--- BEGIN Data records ---
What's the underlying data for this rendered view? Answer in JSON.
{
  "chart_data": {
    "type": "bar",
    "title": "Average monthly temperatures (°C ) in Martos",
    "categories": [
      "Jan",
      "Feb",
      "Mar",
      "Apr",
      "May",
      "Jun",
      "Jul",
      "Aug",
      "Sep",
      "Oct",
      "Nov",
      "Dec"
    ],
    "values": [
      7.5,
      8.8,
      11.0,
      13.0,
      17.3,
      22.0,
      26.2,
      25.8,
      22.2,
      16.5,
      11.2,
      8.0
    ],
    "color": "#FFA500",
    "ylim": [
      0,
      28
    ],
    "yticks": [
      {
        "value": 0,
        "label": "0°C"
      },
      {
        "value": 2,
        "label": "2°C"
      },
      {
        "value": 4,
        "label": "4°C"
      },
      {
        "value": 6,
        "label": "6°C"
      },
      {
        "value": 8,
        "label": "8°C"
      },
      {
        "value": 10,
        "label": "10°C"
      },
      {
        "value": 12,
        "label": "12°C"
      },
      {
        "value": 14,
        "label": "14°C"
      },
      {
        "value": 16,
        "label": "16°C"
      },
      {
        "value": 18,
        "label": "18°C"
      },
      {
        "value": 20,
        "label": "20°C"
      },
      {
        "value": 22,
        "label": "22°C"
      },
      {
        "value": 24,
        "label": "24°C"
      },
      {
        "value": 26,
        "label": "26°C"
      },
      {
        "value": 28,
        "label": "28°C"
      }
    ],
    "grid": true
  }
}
--- END Data records ---
■ **Written problem**: Set every line of the listing down word for word.

■ **The completed task**:
What's the underlying data for this rendered view? Answer in JSON.
{
  "chart_data": {
    "type": "bar",
    "title": "Average monthly temperatures (°C ) in Martos",
    "categories": [
      "Jan",
      "Feb",
      "Mar",
      "Apr",
      "May",
      "Jun",
      "Jul",
      "Aug",
      "Sep",
      "Oct",
      "Nov",
      "Dec"
    ],
    "values": [
      7.5,
      8.8,
      11.0,
      13.0,
      17.3,
      22.0,
      26.2,
      25.8,
      22.2,
      16.5,
      11.2,
      8.0
    ],
    "color": "#FFA500",
    "ylim": [
      0,
      28
    ],
    "yticks": [
      {
        "value": 0,
        "label": "0°C"
      },
      {
        "value": 2,
        "label": "2°C"
      },
      {
        "value": 4,
        "label": "4°C"
      },
      {
        "value": 6,
        "label": "6°C"
      },
      {
        "value": 8,
        "label": "8°C"
      },
      {
        "value": 10,
        "label": "10°C"
      },
      {
        "value": 12,
        "label": "12°C"
      },
      {
        "value": 14,
        "label": "14°C"
      },
      {
        "value": 16,
        "label": "16°C"
      },
      {
        "value": 18,
        "label": "18°C"
      },
      {
        "value": 20,
        "label": "20°C"
      },
      {
        "value": 22,
        "label": "22°C"
      },
      {
        "value": 24,
        "label": "24°C"
      },
      {
        "value": 26,
        "label": "26°C"
      },
      {
        "value": 28,
        "label": "28°C"
      }
    ],
    "grid": true
  }
}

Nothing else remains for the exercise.